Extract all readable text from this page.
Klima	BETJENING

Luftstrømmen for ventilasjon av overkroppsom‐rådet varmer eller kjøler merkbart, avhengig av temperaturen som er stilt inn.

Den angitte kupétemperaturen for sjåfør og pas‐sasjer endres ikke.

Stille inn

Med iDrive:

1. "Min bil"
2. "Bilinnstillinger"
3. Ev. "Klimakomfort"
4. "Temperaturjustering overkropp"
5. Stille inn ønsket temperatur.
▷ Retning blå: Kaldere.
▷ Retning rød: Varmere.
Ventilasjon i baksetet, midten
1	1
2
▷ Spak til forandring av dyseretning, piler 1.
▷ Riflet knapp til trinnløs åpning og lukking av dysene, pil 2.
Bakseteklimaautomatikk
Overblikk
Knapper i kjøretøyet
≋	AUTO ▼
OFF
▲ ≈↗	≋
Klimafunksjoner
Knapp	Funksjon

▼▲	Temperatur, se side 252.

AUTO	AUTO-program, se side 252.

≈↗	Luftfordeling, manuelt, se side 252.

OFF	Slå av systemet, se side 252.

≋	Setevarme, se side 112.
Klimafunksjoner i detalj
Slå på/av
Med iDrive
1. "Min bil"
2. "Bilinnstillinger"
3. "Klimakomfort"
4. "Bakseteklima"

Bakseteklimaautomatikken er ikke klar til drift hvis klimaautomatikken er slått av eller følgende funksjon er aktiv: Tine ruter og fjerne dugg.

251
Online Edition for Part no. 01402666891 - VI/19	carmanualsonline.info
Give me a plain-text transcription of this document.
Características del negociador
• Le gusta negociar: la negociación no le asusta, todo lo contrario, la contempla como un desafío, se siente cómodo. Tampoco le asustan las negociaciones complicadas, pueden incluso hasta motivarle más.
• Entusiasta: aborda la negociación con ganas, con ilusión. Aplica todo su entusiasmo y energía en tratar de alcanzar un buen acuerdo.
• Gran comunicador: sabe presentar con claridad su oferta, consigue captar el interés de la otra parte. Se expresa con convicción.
━━━━━━━━
(EXERCISE DESCRIPTION) Retype the entries one by one, exactly.

(THE COMPLETED TASK)
Extract all readable text from this page.
Klima	BETJENING

Luftstrømmen for ventilasjon av overkroppsom‐rådet varmer eller kjøler merkbart, avhengig av temperaturen som er stilt inn.

Den angitte kupétemperaturen for sjåfør og pas‐sasjer endres ikke.

Stille inn

Med iDrive:

1. "Min bil"
2. "Bilinnstillinger"
3. Ev. "Klimakomfort"
4. "Temperaturjustering overkropp"
5. Stille inn ønsket temperatur.
▷ Retning blå: Kaldere.
▷ Retning rød: Varmere.
Ventilasjon i baksetet, midten
1	1
2
▷ Spak til forandring av dyseretning, piler 1.
▷ Riflet knapp til trinnløs åpning og lukking av dysene, pil 2.
Bakseteklimaautomatikk
Overblikk
Knapper i kjøretøyet
≋	AUTO ▼
OFF
▲ ≈↗	≋
Klimafunksjoner
Knapp	Funksjon

▼▲	Temperatur, se side 252.

AUTO	AUTO-program, se side 252.

≈↗	Luftfordeling, manuelt, se side 252.

OFF	Slå av systemet, se side 252.

≋	Setevarme, se side 112.
Klimafunksjoner i detalj
Slå på/av
Med iDrive
1. "Min bil"
2. "Bilinnstillinger"
3. "Klimakomfort"
4. "Bakseteklima"

Bakseteklimaautomatikken er ikke klar til drift hvis klimaautomatikken er slått av eller følgende funksjon er aktiv: Tine ruter og fjerne dugg.

251
Online Edition for Part no. 01402666891 - VI/19	carmanualsonline.info
Give me a plain-text transcription of this document.
Características del negociador
• Le gusta negociar: la negociación no le asusta, todo lo contrario, la contempla como un desafío, se siente cómodo. Tampoco le asustan las negociaciones complicadas, pueden incluso hasta motivarle más.
• Entusiasta: aborda la negociación con ganas, con ilusión. Aplica todo su entusiasmo y energía en tratar de alcanzar un buen acuerdo.
• Gran comunicador: sabe presentar con claridad su oferta, consigue captar el interés de la otra parte. Se expresa con convicción.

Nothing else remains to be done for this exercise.